# Required work:
Copy the data that follows, character for character, minus the pictures.

Records from a data collection:
-----

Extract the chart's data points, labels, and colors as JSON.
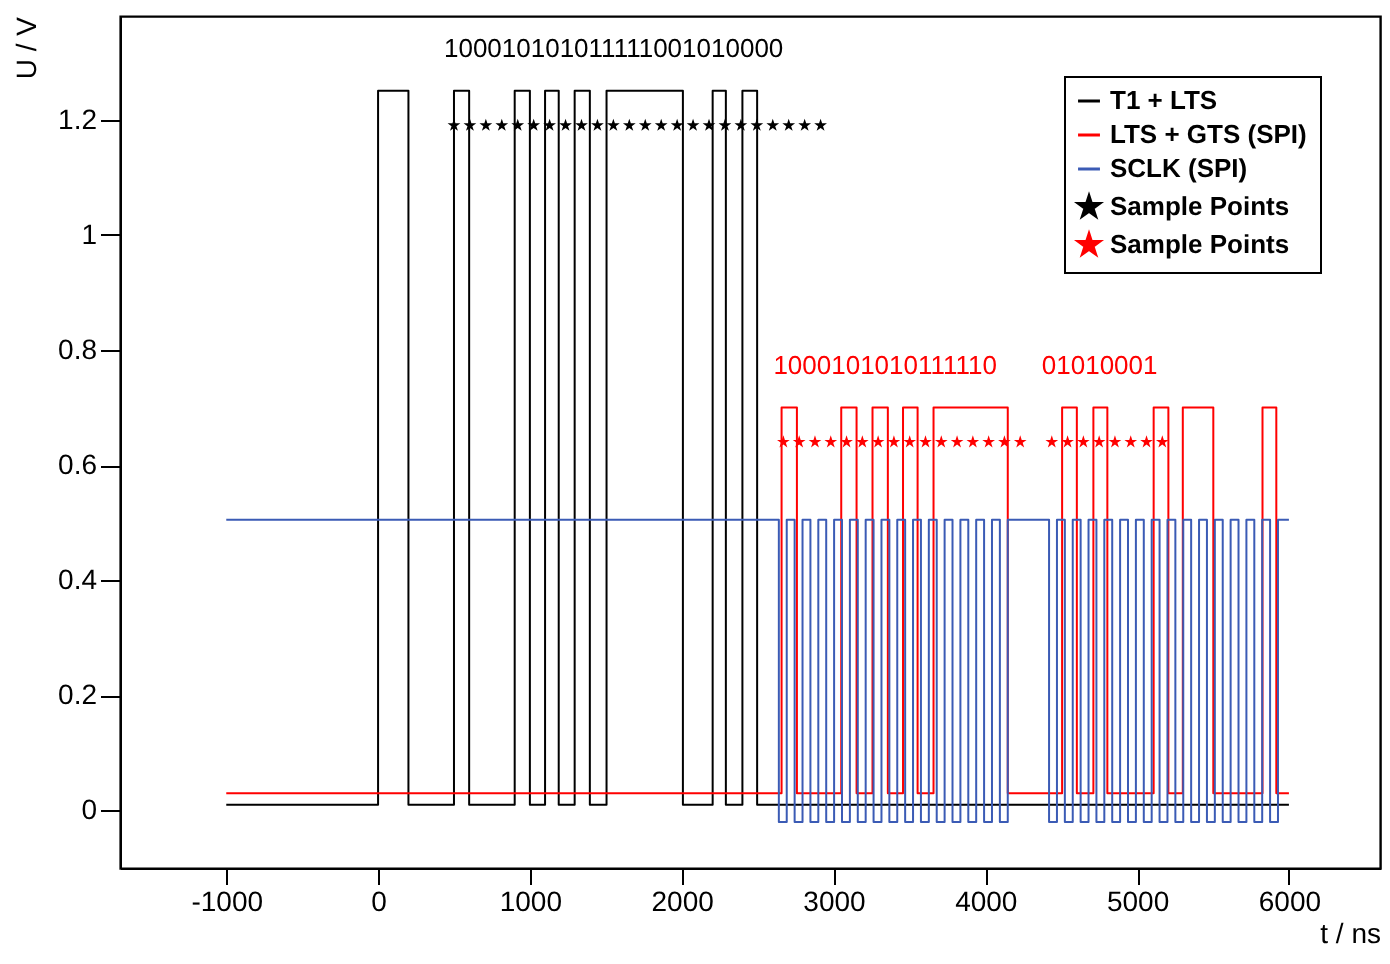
{
  "chart_data": {
    "type": "line",
    "xlabel": "t / ns",
    "ylabel": "U / V",
    "xlim": [
      -1700,
      6600
    ],
    "ylim": [
      -0.1,
      1.38
    ],
    "xticks": [
      -1000,
      0,
      1000,
      2000,
      3000,
      4000,
      5000,
      6000
    ],
    "yticks": [
      0,
      0.2,
      0.4,
      0.6,
      0.8,
      1,
      1.2
    ],
    "legend": "top right",
    "annotations": [
      {
        "text": "100010101011111001010000",
        "x": 500,
        "y": 1.19
      },
      {
        "text": "1000101010111110",
        "x": 2670,
        "y": 0.64
      },
      {
        "text": "01010001",
        "x": 4438,
        "y": 0.64
      }
    ],
    "series": [
      {
        "name": "T1 + LTS",
        "color": "#000000",
        "marker": "none",
        "x": [
          -1000,
          0,
          0,
          200,
          200,
          500,
          500,
          600,
          600,
          900,
          900,
          1000,
          1000,
          1100,
          1100,
          1190,
          1190,
          1295,
          1295,
          1395,
          1395,
          1505,
          1505,
          2008,
          2008,
          2204,
          2204,
          2291,
          2291,
          2400,
          2400,
          2497,
          2497,
          6000
        ],
        "values": [
          0.01,
          0.01,
          1.25,
          1.25,
          0.01,
          0.01,
          1.25,
          1.25,
          0.01,
          0.01,
          1.25,
          1.25,
          0.01,
          0.01,
          1.25,
          1.25,
          0.01,
          0.01,
          1.25,
          1.25,
          0.01,
          0.01,
          1.25,
          1.25,
          0.01,
          0.01,
          1.25,
          1.25,
          0.01,
          0.01,
          1.25,
          1.25,
          0.01,
          0.01
        ]
      },
      {
        "name": "LTS + GTS (SPI)",
        "color": "#ff0000",
        "marker": "none",
        "x": [
          -1000,
          2658,
          2658,
          2759,
          2759,
          3051,
          3051,
          3152,
          3152,
          3257,
          3257,
          3358,
          3358,
          3458,
          3458,
          3554,
          3554,
          3659,
          3659,
          4148,
          4148,
          4506,
          4506,
          4603,
          4603,
          4712,
          4712,
          4804,
          4804,
          5109,
          5109,
          5206,
          5206,
          5301,
          5301,
          5502,
          5502,
          5826,
          5826,
          5917,
          5917,
          6000
        ],
        "values": [
          0.03,
          0.03,
          0.7,
          0.7,
          0.03,
          0.03,
          0.7,
          0.7,
          0.03,
          0.03,
          0.7,
          0.7,
          0.03,
          0.03,
          0.7,
          0.7,
          0.03,
          0.03,
          0.7,
          0.7,
          0.03,
          0.03,
          0.7,
          0.7,
          0.03,
          0.03,
          0.7,
          0.7,
          0.03,
          0.03,
          0.7,
          0.7,
          0.03,
          0.03,
          0.7,
          0.7,
          0.03,
          0.03,
          0.7,
          0.7,
          0.03,
          0.03
        ]
      },
      {
        "name": "SCLK (SPI)",
        "color": "#3b5bb5",
        "marker": "none",
        "x": [
          -1000,
          2640,
          2640,
          2692,
          2692,
          2744,
          2744,
          2796,
          2796,
          2848,
          2848,
          2900,
          2900,
          2952,
          2952,
          3004,
          3004,
          3056,
          3056,
          3108,
          3108,
          3160,
          3160,
          3212,
          3212,
          3264,
          3264,
          3316,
          3316,
          3368,
          3368,
          3420,
          3420,
          3472,
          3472,
          3524,
          3524,
          3576,
          3576,
          3628,
          3628,
          3680,
          3680,
          3732,
          3732,
          3784,
          3784,
          3836,
          3836,
          3888,
          3888,
          3940,
          3940,
          3992,
          3992,
          4044,
          4044,
          4096,
          4096,
          4148,
          4148,
          4420,
          4420,
          4472,
          4472,
          4524,
          4524,
          4576,
          4576,
          4628,
          4628,
          4680,
          4680,
          4732,
          4732,
          4784,
          4784,
          4836,
          4836,
          4888,
          4888,
          4940,
          4940,
          4992,
          4992,
          5044,
          5044,
          5096,
          5096,
          5148,
          5148,
          5200,
          5200,
          5252,
          5252,
          5304,
          5304,
          5356,
          5356,
          5408,
          5408,
          5460,
          5460,
          5512,
          5512,
          5564,
          5564,
          5616,
          5616,
          5668,
          5668,
          5720,
          5720,
          5772,
          5772,
          5824,
          5824,
          5876,
          5876,
          5928,
          5928,
          6000
        ],
        "values": [
          0.505,
          0.505,
          -0.02,
          -0.02,
          0.505,
          0.505,
          -0.02,
          -0.02,
          0.505,
          0.505,
          -0.02,
          -0.02,
          0.505,
          0.505,
          -0.02,
          -0.02,
          0.505,
          0.505,
          -0.02,
          -0.02,
          0.505,
          0.505,
          -0.02,
          -0.02,
          0.505,
          0.505,
          -0.02,
          -0.02,
          0.505,
          0.505,
          -0.02,
          -0.02,
          0.505,
          0.505,
          -0.02,
          -0.02,
          0.505,
          0.505,
          -0.02,
          -0.02,
          0.505,
          0.505,
          -0.02,
          -0.02,
          0.505,
          0.505,
          -0.02,
          -0.02,
          0.505,
          0.505,
          -0.02,
          -0.02,
          0.505,
          0.505,
          -0.02,
          -0.02,
          0.505,
          0.505,
          -0.02,
          -0.02,
          0.505,
          0.505,
          -0.02,
          -0.02,
          0.505,
          0.505,
          -0.02,
          -0.02,
          0.505,
          0.505,
          -0.02,
          -0.02,
          0.505,
          0.505,
          -0.02,
          -0.02,
          0.505,
          0.505,
          -0.02,
          -0.02,
          0.505,
          0.505,
          -0.02,
          -0.02,
          0.505,
          0.505,
          -0.02,
          -0.02,
          0.505,
          0.505,
          -0.02,
          -0.02,
          0.505,
          0.505,
          -0.02,
          -0.02,
          0.505,
          0.505,
          -0.02,
          -0.02,
          0.505,
          0.505,
          -0.02,
          -0.02,
          0.505,
          0.505,
          -0.02,
          -0.02,
          0.505,
          0.505,
          -0.02,
          -0.02,
          0.505,
          0.505,
          -0.02,
          -0.02,
          0.505,
          0.505,
          -0.02,
          -0.02,
          0.505,
          0.505
        ]
      },
      {
        "name": "Sample Points",
        "type": "scatter",
        "color": "#000000",
        "marker": "star",
        "x": [
          500,
          605,
          710,
          815,
          920,
          1025,
          1130,
          1235,
          1340,
          1445,
          1550,
          1655,
          1760,
          1865,
          1970,
          2075,
          2180,
          2285,
          2390,
          2495,
          2600,
          2705,
          2810,
          2915
        ],
        "values": [
          1.19,
          1.19,
          1.19,
          1.19,
          1.19,
          1.19,
          1.19,
          1.19,
          1.19,
          1.19,
          1.19,
          1.19,
          1.19,
          1.19,
          1.19,
          1.19,
          1.19,
          1.19,
          1.19,
          1.19,
          1.19,
          1.19,
          1.19,
          1.19
        ]
      },
      {
        "name": "Sample Points",
        "type": "scatter",
        "color": "#ff0000",
        "marker": "star",
        "x": [
          2670,
          2774,
          2878,
          2982,
          3086,
          3190,
          3294,
          3398,
          3502,
          3606,
          3710,
          3814,
          3918,
          4022,
          4126,
          4230,
          4438,
          4542,
          4646,
          4750,
          4854,
          4958,
          5062,
          5166
        ],
        "values": [
          0.64,
          0.64,
          0.64,
          0.64,
          0.64,
          0.64,
          0.64,
          0.64,
          0.64,
          0.64,
          0.64,
          0.64,
          0.64,
          0.64,
          0.64,
          0.64,
          0.64,
          0.64,
          0.64,
          0.64,
          0.64,
          0.64,
          0.64,
          0.64
        ]
      }
    ]
  }
}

-----

# The output:
Extract the chart's data points, labels, and colors as JSON.
{
  "chart_data": {
    "type": "line",
    "xlabel": "t / ns",
    "ylabel": "U / V",
    "xlim": [
      -1700,
      6600
    ],
    "ylim": [
      -0.1,
      1.38
    ],
    "xticks": [
      -1000,
      0,
      1000,
      2000,
      3000,
      4000,
      5000,
      6000
    ],
    "yticks": [
      0,
      0.2,
      0.4,
      0.6,
      0.8,
      1,
      1.2
    ],
    "legend": "top right",
    "annotations": [
      {
        "text": "100010101011111001010000",
        "x": 500,
        "y": 1.19
      },
      {
        "text": "1000101010111110",
        "x": 2670,
        "y": 0.64
      },
      {
        "text": "01010001",
        "x": 4438,
        "y": 0.64
      }
    ],
    "series": [
      {
        "name": "T1 + LTS",
        "color": "#000000",
        "marker": "none",
        "x": [
          -1000,
          0,
          0,
          200,
          200,
          500,
          500,
          600,
          600,
          900,
          900,
          1000,
          1000,
          1100,
          1100,
          1190,
          1190,
          1295,
          1295,
          1395,
          1395,
          1505,
          1505,
          2008,
          2008,
          2204,
          2204,
          2291,
          2291,
          2400,
          2400,
          2497,
          2497,
          6000
        ],
        "values": [
          0.01,
          0.01,
          1.25,
          1.25,
          0.01,
          0.01,
          1.25,
          1.25,
          0.01,
          0.01,
          1.25,
          1.25,
          0.01,
          0.01,
          1.25,
          1.25,
          0.01,
          0.01,
          1.25,
          1.25,
          0.01,
          0.01,
          1.25,
          1.25,
          0.01,
          0.01,
          1.25,
          1.25,
          0.01,
          0.01,
          1.25,
          1.25,
          0.01,
          0.01
        ]
      },
      {
        "name": "LTS + GTS (SPI)",
        "color": "#ff0000",
        "marker": "none",
        "x": [
          -1000,
          2658,
          2658,
          2759,
          2759,
          3051,
          3051,
          3152,
          3152,
          3257,
          3257,
          3358,
          3358,
          3458,
          3458,
          3554,
          3554,
          3659,
          3659,
          4148,
          4148,
          4506,
          4506,
          4603,
          4603,
          4712,
          4712,
          4804,
          4804,
          5109,
          5109,
          5206,
          5206,
          5301,
          5301,
          5502,
          5502,
          5826,
          5826,
          5917,
          5917,
          6000
        ],
        "values": [
          0.03,
          0.03,
          0.7,
          0.7,
          0.03,
          0.03,
          0.7,
          0.7,
          0.03,
          0.03,
          0.7,
          0.7,
          0.03,
          0.03,
          0.7,
          0.7,
          0.03,
          0.03,
          0.7,
          0.7,
          0.03,
          0.03,
          0.7,
          0.7,
          0.03,
          0.03,
          0.7,
          0.7,
          0.03,
          0.03,
          0.7,
          0.7,
          0.03,
          0.03,
          0.7,
          0.7,
          0.03,
          0.03,
          0.7,
          0.7,
          0.03,
          0.03
        ]
      },
      {
        "name": "SCLK (SPI)",
        "color": "#3b5bb5",
        "marker": "none",
        "x": [
          -1000,
          2640,
          2640,
          2692,
          2692,
          2744,
          2744,
          2796,
          2796,
          2848,
          2848,
          2900,
          2900,
          2952,
          2952,
          3004,
          3004,
          3056,
          3056,
          3108,
          3108,
          3160,
          3160,
          3212,
          3212,
          3264,
          3264,
          3316,
          3316,
          3368,
          3368,
          3420,
          3420,
          3472,
          3472,
          3524,
          3524,
          3576,
          3576,
          3628,
          3628,
          3680,
          3680,
          3732,
          3732,
          3784,
          3784,
          3836,
          3836,
          3888,
          3888,
          3940,
          3940,
          3992,
          3992,
          4044,
          4044,
          4096,
          4096,
          4148,
          4148,
          4420,
          4420,
          4472,
          4472,
          4524,
          4524,
          4576,
          4576,
          4628,
          4628,
          4680,
          4680,
          4732,
          4732,
          4784,
          4784,
          4836,
          4836,
          4888,
          4888,
          4940,
          4940,
          4992,
          4992,
          5044,
          5044,
          5096,
          5096,
          5148,
          5148,
          5200,
          5200,
          5252,
          5252,
          5304,
          5304,
          5356,
          5356,
          5408,
          5408,
          5460,
          5460,
          5512,
          5512,
          5564,
          5564,
          5616,
          5616,
          5668,
          5668,
          5720,
          5720,
          5772,
          5772,
          5824,
          5824,
          5876,
          5876,
          5928,
          5928,
          6000
        ],
        "values": [
          0.505,
          0.505,
          -0.02,
          -0.02,
          0.505,
          0.505,
          -0.02,
          -0.02,
          0.505,
          0.505,
          -0.02,
          -0.02,
          0.505,
          0.505,
          -0.02,
          -0.02,
          0.505,
          0.505,
          -0.02,
          -0.02,
          0.505,
          0.505,
          -0.02,
          -0.02,
          0.505,
          0.505,
          -0.02,
          -0.02,
          0.505,
          0.505,
          -0.02,
          -0.02,
          0.505,
          0.505,
          -0.02,
          -0.02,
          0.505,
          0.505,
          -0.02,
          -0.02,
          0.505,
          0.505,
          -0.02,
          -0.02,
          0.505,
          0.505,
          -0.02,
          -0.02,
          0.505,
          0.505,
          -0.02,
          -0.02,
          0.505,
          0.505,
          -0.02,
          -0.02,
          0.505,
          0.505,
          -0.02,
          -0.02,
          0.505,
          0.505,
          -0.02,
          -0.02,
          0.505,
          0.505,
          -0.02,
          -0.02,
          0.505,
          0.505,
          -0.02,
          -0.02,
          0.505,
          0.505,
          -0.02,
          -0.02,
          0.505,
          0.505,
          -0.02,
          -0.02,
          0.505,
          0.505,
          -0.02,
          -0.02,
          0.505,
          0.505,
          -0.02,
          -0.02,
          0.505,
          0.505,
          -0.02,
          -0.02,
          0.505,
          0.505,
          -0.02,
          -0.02,
          0.505,
          0.505,
          -0.02,
          -0.02,
          0.505,
          0.505,
          -0.02,
          -0.02,
          0.505,
          0.505,
          -0.02,
          -0.02,
          0.505,
          0.505,
          -0.02,
          -0.02,
          0.505,
          0.505,
          -0.02,
          -0.02,
          0.505,
          0.505,
          -0.02,
          -0.02,
          0.505,
          0.505
        ]
      },
      {
        "name": "Sample Points",
        "type": "scatter",
        "color": "#000000",
        "marker": "star",
        "x": [
          500,
          605,
          710,
          815,
          920,
          1025,
          1130,
          1235,
          1340,
          1445,
          1550,
          1655,
          1760,
          1865,
          1970,
          2075,
          2180,
          2285,
          2390,
          2495,
          2600,
          2705,
          2810,
          2915
        ],
        "values": [
          1.19,
          1.19,
          1.19,
          1.19,
          1.19,
          1.19,
          1.19,
          1.19,
          1.19,
          1.19,
          1.19,
          1.19,
          1.19,
          1.19,
          1.19,
          1.19,
          1.19,
          1.19,
          1.19,
          1.19,
          1.19,
          1.19,
          1.19,
          1.19
        ]
      },
      {
        "name": "Sample Points",
        "type": "scatter",
        "color": "#ff0000",
        "marker": "star",
        "x": [
          2670,
          2774,
          2878,
          2982,
          3086,
          3190,
          3294,
          3398,
          3502,
          3606,
          3710,
          3814,
          3918,
          4022,
          4126,
          4230,
          4438,
          4542,
          4646,
          4750,
          4854,
          4958,
          5062,
          5166
        ],
        "values": [
          0.64,
          0.64,
          0.64,
          0.64,
          0.64,
          0.64,
          0.64,
          0.64,
          0.64,
          0.64,
          0.64,
          0.64,
          0.64,
          0.64,
          0.64,
          0.64,
          0.64,
          0.64,
          0.64,
          0.64,
          0.64,
          0.64,
          0.64,
          0.64
        ]
      }
    ]
  }
}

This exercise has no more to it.